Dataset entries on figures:
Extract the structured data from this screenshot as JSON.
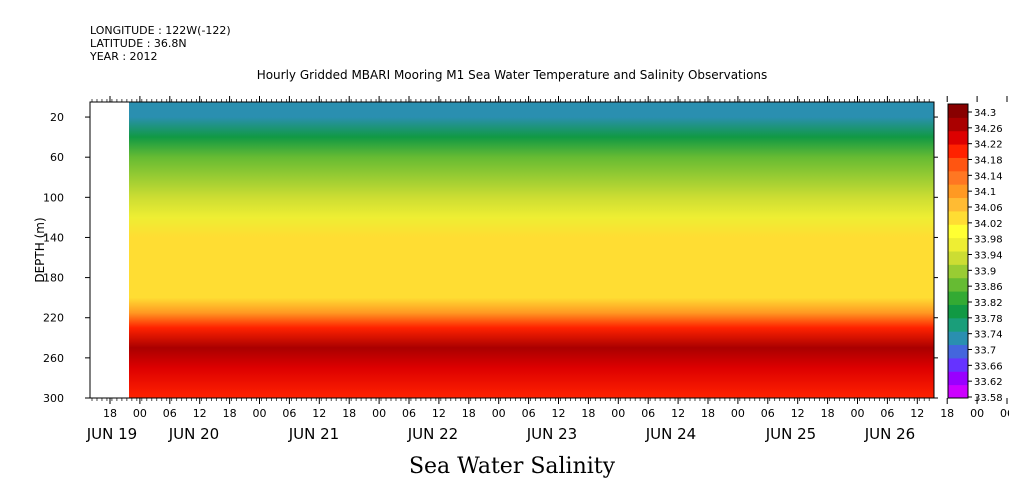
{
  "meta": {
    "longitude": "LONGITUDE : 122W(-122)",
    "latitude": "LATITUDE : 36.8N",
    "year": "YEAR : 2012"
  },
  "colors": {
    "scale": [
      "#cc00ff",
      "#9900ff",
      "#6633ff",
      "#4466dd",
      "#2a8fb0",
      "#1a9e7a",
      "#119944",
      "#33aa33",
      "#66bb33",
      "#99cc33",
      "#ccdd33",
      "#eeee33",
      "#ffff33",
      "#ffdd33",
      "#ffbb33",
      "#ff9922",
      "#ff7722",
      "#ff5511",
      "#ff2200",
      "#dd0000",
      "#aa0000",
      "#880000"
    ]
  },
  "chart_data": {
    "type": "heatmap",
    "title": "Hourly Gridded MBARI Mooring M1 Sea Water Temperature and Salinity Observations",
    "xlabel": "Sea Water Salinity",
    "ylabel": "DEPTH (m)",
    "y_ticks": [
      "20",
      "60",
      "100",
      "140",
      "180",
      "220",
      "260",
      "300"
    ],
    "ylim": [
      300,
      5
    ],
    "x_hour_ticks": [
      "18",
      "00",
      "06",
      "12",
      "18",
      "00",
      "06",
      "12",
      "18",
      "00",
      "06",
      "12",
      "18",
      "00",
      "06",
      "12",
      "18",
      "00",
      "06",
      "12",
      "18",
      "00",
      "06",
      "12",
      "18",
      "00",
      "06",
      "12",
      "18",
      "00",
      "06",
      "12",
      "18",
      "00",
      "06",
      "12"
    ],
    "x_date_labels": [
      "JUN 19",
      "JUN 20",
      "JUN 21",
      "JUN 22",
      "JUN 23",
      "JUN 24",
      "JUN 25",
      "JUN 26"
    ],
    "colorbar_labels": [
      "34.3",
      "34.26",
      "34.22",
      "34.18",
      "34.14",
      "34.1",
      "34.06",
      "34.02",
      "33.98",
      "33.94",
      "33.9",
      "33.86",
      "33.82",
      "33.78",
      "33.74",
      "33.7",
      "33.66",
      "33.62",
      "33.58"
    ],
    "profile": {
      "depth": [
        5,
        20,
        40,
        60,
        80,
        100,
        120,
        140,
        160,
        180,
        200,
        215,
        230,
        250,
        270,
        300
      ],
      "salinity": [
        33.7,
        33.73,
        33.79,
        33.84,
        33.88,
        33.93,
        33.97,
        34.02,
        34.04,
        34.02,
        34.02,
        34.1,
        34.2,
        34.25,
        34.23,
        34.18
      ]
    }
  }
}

...

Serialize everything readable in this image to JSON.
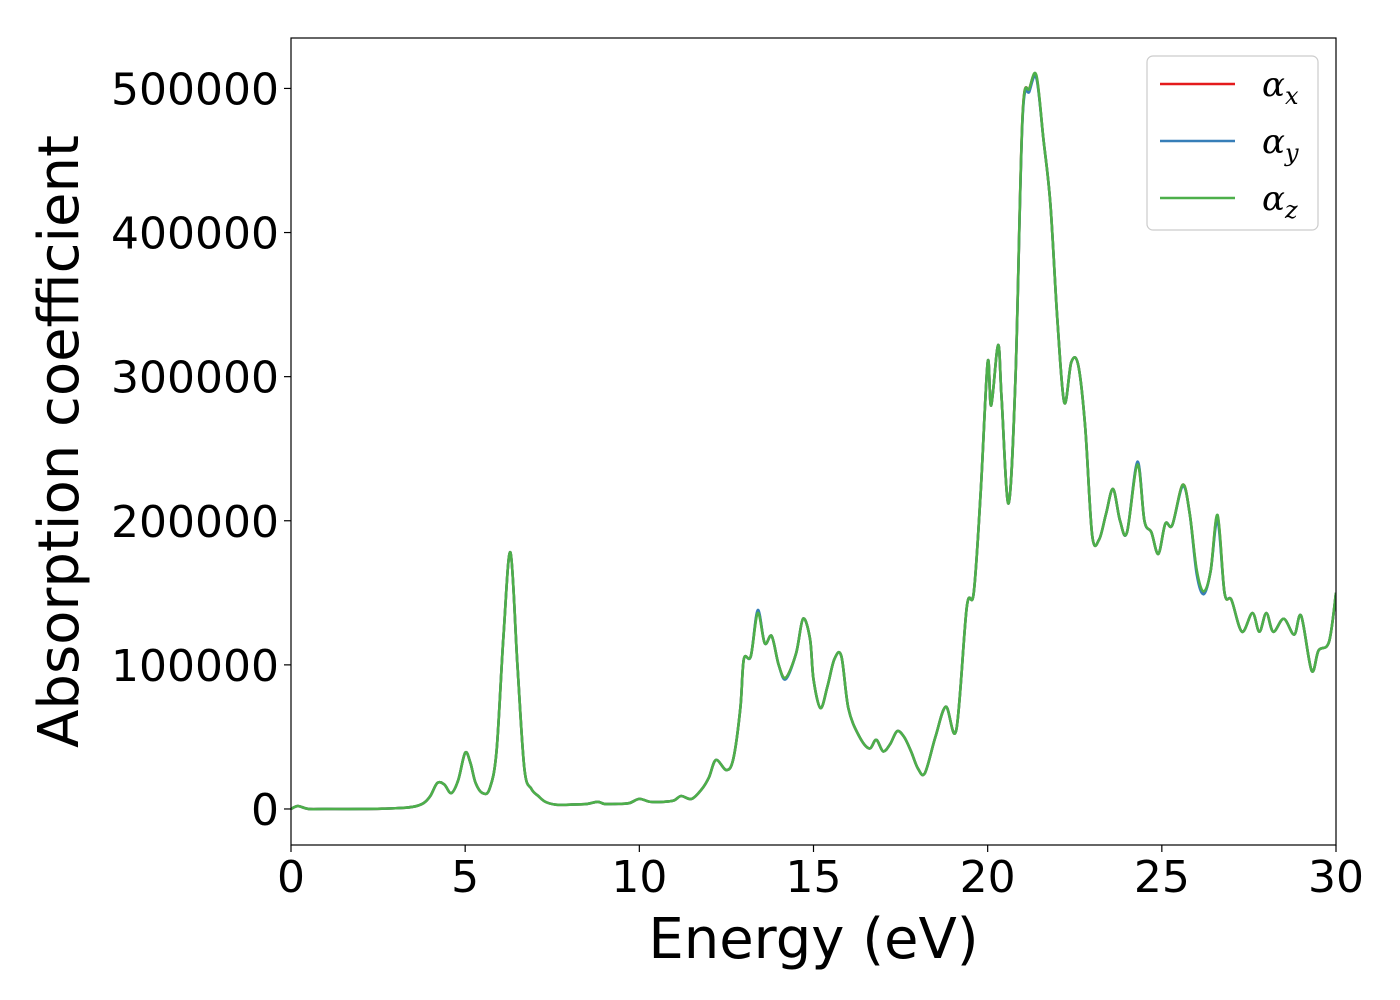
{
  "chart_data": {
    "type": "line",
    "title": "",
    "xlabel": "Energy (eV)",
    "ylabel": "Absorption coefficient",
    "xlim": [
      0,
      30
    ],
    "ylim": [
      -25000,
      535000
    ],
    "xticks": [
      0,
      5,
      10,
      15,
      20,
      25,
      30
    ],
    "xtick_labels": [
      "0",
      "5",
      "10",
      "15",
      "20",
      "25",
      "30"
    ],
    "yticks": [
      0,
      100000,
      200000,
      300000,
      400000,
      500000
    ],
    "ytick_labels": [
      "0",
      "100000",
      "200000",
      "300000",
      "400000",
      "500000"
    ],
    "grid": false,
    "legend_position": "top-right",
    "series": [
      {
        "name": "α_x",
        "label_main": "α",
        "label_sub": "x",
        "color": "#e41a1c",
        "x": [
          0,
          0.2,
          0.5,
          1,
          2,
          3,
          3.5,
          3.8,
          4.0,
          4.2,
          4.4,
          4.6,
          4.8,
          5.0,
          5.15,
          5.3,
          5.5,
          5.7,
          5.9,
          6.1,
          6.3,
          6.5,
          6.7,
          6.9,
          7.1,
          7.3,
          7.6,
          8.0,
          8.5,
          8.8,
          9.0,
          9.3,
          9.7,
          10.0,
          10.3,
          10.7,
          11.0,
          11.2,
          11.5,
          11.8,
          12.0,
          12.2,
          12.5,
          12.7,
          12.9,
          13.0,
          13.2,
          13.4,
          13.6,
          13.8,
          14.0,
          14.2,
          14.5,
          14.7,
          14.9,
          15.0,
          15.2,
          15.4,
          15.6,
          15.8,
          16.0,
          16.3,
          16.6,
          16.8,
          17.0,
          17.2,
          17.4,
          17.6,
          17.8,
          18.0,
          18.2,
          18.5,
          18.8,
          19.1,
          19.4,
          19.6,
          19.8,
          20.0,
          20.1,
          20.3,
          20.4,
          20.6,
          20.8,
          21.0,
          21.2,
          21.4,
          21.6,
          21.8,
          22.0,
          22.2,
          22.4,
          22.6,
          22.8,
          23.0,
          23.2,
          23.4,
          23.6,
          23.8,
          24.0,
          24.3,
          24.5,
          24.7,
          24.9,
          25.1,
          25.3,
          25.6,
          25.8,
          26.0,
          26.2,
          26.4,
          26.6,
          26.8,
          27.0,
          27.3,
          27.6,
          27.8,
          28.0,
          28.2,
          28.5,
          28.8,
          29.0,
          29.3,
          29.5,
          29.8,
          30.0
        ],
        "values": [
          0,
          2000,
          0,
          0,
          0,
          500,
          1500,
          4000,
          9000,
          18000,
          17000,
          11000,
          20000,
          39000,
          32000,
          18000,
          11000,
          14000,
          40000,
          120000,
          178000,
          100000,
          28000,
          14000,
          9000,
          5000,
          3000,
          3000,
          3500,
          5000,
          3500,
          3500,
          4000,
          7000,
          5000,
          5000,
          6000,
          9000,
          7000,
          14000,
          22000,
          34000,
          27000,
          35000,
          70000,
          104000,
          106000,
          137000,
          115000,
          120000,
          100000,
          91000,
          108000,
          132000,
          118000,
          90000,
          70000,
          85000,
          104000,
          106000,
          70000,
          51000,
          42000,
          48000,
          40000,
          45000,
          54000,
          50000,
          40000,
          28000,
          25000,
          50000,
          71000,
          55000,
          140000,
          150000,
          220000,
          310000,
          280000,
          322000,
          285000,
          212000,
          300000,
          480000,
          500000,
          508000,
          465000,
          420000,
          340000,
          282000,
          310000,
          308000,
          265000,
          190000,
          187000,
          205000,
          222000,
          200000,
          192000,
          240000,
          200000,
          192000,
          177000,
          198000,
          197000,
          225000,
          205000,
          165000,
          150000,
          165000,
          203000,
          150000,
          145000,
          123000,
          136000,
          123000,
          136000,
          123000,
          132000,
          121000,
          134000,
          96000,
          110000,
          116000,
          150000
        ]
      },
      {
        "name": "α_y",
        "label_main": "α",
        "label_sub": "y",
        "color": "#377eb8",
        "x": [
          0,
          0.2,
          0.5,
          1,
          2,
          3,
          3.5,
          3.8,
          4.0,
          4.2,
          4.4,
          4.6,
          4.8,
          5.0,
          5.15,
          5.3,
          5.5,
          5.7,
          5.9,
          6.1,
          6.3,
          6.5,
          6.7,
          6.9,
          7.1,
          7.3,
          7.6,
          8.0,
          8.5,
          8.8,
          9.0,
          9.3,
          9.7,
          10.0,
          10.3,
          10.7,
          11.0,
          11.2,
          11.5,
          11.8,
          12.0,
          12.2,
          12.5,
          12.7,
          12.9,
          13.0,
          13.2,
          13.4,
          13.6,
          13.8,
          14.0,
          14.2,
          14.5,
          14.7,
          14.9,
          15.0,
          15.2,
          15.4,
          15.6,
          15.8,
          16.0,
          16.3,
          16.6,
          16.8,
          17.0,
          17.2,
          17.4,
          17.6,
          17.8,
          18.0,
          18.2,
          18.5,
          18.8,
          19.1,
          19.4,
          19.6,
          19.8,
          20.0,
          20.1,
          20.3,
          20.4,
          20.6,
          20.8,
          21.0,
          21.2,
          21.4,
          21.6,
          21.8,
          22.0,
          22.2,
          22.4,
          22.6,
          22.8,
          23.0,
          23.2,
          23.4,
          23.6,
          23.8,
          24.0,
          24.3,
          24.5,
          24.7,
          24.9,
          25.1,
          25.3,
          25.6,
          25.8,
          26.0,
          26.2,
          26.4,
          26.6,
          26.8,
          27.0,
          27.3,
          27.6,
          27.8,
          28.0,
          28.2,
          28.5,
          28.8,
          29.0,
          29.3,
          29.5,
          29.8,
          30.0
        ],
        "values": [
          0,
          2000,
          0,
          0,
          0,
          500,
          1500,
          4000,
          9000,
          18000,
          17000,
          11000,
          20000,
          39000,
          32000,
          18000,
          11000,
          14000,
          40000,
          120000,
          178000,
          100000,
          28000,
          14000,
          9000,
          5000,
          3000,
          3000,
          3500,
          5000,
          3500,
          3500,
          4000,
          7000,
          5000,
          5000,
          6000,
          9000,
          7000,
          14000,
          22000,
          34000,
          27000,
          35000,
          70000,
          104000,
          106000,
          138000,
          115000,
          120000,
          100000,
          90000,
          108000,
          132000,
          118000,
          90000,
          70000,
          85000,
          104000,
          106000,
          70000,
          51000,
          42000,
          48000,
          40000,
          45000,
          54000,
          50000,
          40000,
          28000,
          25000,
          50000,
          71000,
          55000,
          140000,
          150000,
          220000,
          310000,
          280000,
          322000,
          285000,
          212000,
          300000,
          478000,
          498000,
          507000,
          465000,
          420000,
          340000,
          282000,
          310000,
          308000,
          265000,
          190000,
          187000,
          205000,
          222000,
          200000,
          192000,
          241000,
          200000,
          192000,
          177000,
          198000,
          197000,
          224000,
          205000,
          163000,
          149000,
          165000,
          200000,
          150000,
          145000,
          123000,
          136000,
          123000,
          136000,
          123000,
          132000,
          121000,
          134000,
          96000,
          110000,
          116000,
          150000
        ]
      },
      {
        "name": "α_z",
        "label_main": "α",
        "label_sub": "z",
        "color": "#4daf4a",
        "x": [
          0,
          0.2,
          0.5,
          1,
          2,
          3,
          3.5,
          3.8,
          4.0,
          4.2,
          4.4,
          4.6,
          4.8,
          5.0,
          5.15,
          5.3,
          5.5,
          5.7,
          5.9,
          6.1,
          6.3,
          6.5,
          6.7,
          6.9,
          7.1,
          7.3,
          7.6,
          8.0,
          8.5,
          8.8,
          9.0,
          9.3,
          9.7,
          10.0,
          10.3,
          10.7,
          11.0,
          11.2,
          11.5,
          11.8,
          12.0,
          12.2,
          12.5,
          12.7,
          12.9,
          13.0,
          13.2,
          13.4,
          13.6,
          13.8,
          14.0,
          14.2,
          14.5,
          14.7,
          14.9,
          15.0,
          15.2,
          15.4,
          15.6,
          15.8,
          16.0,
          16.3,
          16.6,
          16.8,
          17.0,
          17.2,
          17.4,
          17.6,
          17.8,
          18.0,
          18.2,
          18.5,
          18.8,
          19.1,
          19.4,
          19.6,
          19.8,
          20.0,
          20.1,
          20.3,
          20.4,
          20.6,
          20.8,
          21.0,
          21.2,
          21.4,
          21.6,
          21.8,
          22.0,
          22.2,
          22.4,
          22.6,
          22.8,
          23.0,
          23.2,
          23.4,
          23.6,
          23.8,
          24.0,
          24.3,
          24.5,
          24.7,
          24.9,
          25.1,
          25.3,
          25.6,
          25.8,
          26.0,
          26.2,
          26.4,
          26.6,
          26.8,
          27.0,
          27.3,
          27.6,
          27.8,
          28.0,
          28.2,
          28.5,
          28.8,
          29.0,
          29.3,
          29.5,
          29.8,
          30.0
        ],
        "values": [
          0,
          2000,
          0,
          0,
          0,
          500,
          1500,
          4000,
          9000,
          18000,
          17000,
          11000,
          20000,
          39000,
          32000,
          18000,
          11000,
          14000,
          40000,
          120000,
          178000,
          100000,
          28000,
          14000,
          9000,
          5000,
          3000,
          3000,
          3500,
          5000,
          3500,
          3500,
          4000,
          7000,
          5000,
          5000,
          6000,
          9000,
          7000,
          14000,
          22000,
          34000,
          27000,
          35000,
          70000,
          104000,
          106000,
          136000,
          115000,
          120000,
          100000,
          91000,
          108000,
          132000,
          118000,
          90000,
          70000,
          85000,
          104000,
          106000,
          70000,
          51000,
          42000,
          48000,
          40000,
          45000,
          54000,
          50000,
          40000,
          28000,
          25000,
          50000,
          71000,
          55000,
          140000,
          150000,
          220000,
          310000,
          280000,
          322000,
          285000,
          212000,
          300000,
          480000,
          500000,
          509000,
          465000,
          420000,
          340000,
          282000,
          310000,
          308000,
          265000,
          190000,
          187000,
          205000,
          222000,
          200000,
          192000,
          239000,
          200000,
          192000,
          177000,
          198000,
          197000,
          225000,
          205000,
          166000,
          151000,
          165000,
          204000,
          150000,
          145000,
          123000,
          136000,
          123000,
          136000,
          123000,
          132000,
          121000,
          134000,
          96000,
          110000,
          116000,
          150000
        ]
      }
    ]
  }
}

Description of the task: Scan the material above. Return every line containing the string "this".

Final answer:
Extract the structured data from this screenshot as JSON.
Serialize everything readable in this image to JSON.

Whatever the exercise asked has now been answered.